● SHORT TASK
Locate each line with the string "тропического" in the listing below and copy it.

** Begin ENTRIES PROVIDED **

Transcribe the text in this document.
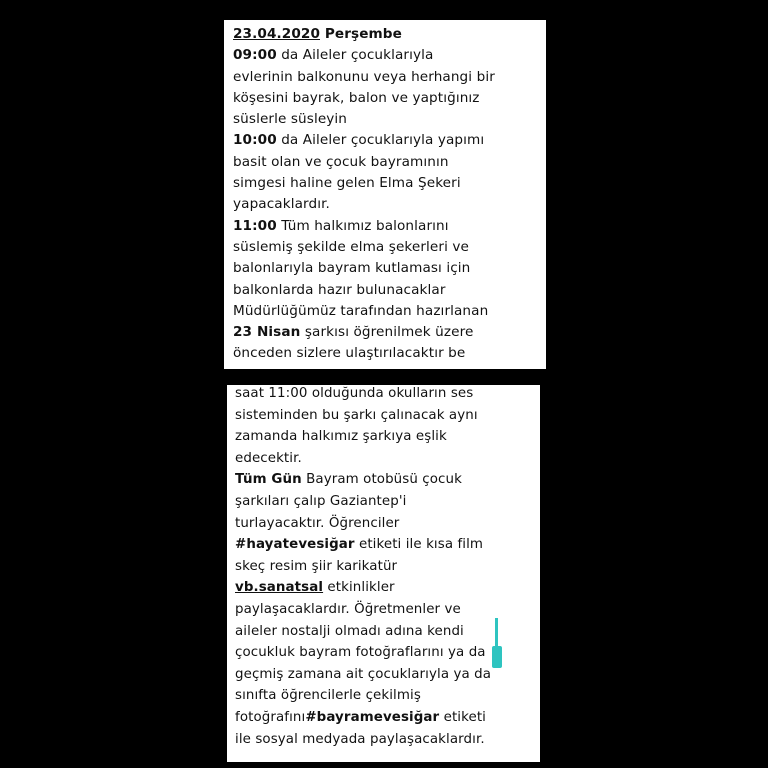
23.04.2020 Perşembe
09:00 da Aileler çocuklarıyla
evlerinin balkonunu veya herhangi bir
köşesini bayrak, balon ve yaptığınız
süslerle süsleyin
10:00 da Aileler çocuklarıyla yapımı
basit olan ve çocuk bayramının
simgesi haline gelen Elma Şekeri
yapacaklardır.
11:00 Tüm halkımız balonlarını
süslemiş şekilde elma şekerleri ve
balonlarıyla bayram kutlaması için
balkonlarda hazır bulunacaklar
Müdürlüğümüz tarafından hazırlanan
23 Nisan şarkısı öğrenilmek üzere
önceden sizlere ulaştırılacaktır be
saat 11:00 olduğunda okulların ses
sisteminden bu şarkı çalınacak aynı
zamanda halkımız şarkıya eşlik
edecektir.
Tüm Gün Bayram otobüsü çocuk
şarkıları çalıp Gaziantep'i
turlayacaktır. Öğrenciler
#hayatevesiğar etiketi ile kısa film
skeç resim şiir karikatür
vb.sanatsal etkinlikler
paylaşacaklardır. Öğretmenler ve
aileler nostalji olmadı adına kendi
çocukluk bayram fotoğraflarını ya da
geçmiş zamana ait çocuklarıyla ya da
sınıfta öğrencilerle çekilmiş
fotoğrafını#bayramevesiğar etiketi
ile sosyal medyada paylaşacaklardır.
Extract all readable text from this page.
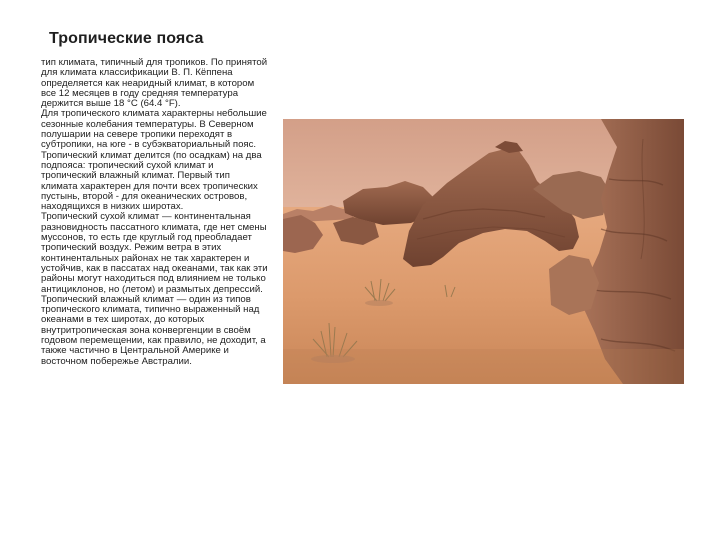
Тропические пояса

тип климата, типичный для тропиков. По принятой для климата классификации В. П. Кёппена определяется как неаридный климат, в котором все 12 месяцев в году средняя температура держится выше 18 °C (64.4 °F).

Для тропического климата характерны небольшие сезонные колебания температуры. В Северном полушарии на севере тропики переходят в субтропики, на юге - в субэкваториальный пояс.

Тропический климат делится (по осадкам) на два подпояса: тропический сухой климат и тропический влажный климат. Первый тип климата характерен для почти всех тропических пустынь, второй - для океанических островов, находящихся в низких широтах.

Тропический сухой климат — континентальная разновидность пассатного климата, где нет смены муссонов, то есть где круглый год преобладает тропический воздух. Режим ветра в этих континентальных районах не так характерен и устойчив, как в пассатах над океанами, так как эти районы могут находиться под влиянием не только антициклонов, но (летом) и размытых депрессий.

Тропический влажный климат — один из типов тропического климата, типично выраженный над океанами в тех широтах, до которых внутритропическая зона конвергенции в своём годовом перемещении, как правило, не доходит, а также частично в Центральной Америке и восточном побережье Австралии.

** End ENTRIES PROVIDED **

● RESULT FOR THIS EXERCISE
Для тропического климата характерны небольшие сезонные колебания температуры. В Северном полушарии на севере тропики переходят в субтропики, на юге - в субэкваториальный пояс.
Тропический влажный климат — один из типов тропического климата, типично выраженный над океанами в тех широтах, до которых внутритропическая зона конвергенции в своём годовом перемещении, как правило, не доходит, а также частично в Центральной Америке и восточном побережье Австралии.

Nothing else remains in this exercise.